> [Task description] All lines from the line containing "Serialize everything readable" up to and including the last line of the listing below should be echoed exactly; no other lines belong in the response.

[Begin]

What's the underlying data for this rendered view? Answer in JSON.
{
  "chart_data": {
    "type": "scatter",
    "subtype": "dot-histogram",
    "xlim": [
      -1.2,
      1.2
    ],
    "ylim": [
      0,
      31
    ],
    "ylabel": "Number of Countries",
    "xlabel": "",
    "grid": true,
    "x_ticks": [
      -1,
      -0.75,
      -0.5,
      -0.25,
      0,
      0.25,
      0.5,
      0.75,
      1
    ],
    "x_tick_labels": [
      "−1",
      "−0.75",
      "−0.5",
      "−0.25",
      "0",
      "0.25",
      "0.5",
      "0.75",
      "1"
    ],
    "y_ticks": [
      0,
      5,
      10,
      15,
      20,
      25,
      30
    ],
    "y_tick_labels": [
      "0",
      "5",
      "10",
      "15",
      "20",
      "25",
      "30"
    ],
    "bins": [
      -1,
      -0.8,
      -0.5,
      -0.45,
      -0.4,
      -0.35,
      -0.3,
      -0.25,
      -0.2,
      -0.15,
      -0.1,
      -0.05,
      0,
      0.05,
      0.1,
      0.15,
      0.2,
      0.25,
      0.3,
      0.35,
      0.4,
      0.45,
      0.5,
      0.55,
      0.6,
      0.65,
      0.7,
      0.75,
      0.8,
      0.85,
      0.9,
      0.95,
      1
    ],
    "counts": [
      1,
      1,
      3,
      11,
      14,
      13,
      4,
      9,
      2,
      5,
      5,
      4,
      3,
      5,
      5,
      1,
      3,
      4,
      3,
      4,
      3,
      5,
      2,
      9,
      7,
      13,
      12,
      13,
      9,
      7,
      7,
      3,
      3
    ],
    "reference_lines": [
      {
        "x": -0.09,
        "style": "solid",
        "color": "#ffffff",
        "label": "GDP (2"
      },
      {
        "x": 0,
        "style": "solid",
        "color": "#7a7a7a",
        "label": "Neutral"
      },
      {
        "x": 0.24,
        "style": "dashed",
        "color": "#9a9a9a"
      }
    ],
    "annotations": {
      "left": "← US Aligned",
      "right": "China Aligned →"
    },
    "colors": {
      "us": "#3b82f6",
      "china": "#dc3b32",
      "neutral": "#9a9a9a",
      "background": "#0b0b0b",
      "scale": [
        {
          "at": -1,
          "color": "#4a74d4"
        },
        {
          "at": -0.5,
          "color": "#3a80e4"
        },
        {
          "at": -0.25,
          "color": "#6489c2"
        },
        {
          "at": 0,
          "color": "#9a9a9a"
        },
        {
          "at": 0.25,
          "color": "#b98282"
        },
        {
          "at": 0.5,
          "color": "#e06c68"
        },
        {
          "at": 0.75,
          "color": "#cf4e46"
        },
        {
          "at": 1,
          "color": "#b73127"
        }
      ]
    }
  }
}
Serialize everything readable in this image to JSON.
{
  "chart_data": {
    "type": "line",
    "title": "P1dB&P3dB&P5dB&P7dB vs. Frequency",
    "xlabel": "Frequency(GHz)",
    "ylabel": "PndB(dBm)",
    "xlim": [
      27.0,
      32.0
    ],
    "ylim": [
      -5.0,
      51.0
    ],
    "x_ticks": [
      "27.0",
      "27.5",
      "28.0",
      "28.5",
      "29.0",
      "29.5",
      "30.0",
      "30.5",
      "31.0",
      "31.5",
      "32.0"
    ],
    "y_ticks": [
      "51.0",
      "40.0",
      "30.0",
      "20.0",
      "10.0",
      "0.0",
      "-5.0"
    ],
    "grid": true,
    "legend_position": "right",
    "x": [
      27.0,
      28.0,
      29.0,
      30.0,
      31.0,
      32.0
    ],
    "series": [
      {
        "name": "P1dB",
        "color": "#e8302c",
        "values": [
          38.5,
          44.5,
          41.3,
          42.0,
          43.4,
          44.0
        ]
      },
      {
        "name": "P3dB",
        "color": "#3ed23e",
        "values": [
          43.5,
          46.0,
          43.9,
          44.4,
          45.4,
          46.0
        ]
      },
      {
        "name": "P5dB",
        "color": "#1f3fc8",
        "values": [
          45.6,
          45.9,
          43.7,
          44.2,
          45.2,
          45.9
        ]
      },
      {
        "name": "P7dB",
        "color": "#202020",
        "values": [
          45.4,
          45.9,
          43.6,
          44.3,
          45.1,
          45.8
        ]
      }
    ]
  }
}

[End]

> [Solution below]
Serialize everything readable in this image to JSON.
{
  "chart_data": {
    "type": "line",
    "title": "P1dB&P3dB&P5dB&P7dB vs. Frequency",
    "xlabel": "Frequency(GHz)",
    "ylabel": "PndB(dBm)",
    "xlim": [
      27.0,
      32.0
    ],
    "ylim": [
      -5.0,
      51.0
    ],
    "x_ticks": [
      "27.0",
      "27.5",
      "28.0",
      "28.5",
      "29.0",
      "29.5",
      "30.0",
      "30.5",
      "31.0",
      "31.5",
      "32.0"
    ],
    "y_ticks": [
      "51.0",
      "40.0",
      "30.0",
      "20.0",
      "10.0",
      "0.0",
      "-5.0"
    ],
    "grid": true,
    "legend_position": "right",
    "x": [
      27.0,
      28.0,
      29.0,
      30.0,
      31.0,
      32.0
    ],
    "series": [
      {
        "name": "P1dB",
        "color": "#e8302c",
        "values": [
          38.5,
          44.5,
          41.3,
          42.0,
          43.4,
          44.0
        ]
      },
      {
        "name": "P3dB",
        "color": "#3ed23e",
        "values": [
          43.5,
          46.0,
          43.9,
          44.4,
          45.4,
          46.0
        ]
      },
      {
        "name": "P5dB",
        "color": "#1f3fc8",
        "values": [
          45.6,
          45.9,
          43.7,
          44.2,
          45.2,
          45.9
        ]
      },
      {
        "name": "P7dB",
        "color": "#202020",
        "values": [
          45.4,
          45.9,
          43.6,
          44.3,
          45.1,
          45.8
        ]
      }
    ]
  }
}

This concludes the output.